- What the task asks: Copy every line of the listing exactly.

* Start *

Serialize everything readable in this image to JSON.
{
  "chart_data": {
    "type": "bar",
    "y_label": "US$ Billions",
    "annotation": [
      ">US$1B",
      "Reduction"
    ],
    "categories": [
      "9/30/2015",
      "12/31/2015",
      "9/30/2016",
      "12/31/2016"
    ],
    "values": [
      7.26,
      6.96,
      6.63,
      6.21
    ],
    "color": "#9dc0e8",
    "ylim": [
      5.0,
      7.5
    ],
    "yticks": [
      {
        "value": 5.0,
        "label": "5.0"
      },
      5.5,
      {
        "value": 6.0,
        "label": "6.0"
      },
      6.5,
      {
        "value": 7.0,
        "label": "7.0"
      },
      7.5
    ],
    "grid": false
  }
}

* End *

- Finished answer:
Serialize everything readable in this image to JSON.
{
  "chart_data": {
    "type": "bar",
    "y_label": "US$ Billions",
    "annotation": [
      ">US$1B",
      "Reduction"
    ],
    "categories": [
      "9/30/2015",
      "12/31/2015",
      "9/30/2016",
      "12/31/2016"
    ],
    "values": [
      7.26,
      6.96,
      6.63,
      6.21
    ],
    "color": "#9dc0e8",
    "ylim": [
      5.0,
      7.5
    ],
    "yticks": [
      {
        "value": 5.0,
        "label": "5.0"
      },
      5.5,
      {
        "value": 6.0,
        "label": "6.0"
      },
      6.5,
      {
        "value": 7.0,
        "label": "7.0"
      },
      7.5
    ],
    "grid": false
  }
}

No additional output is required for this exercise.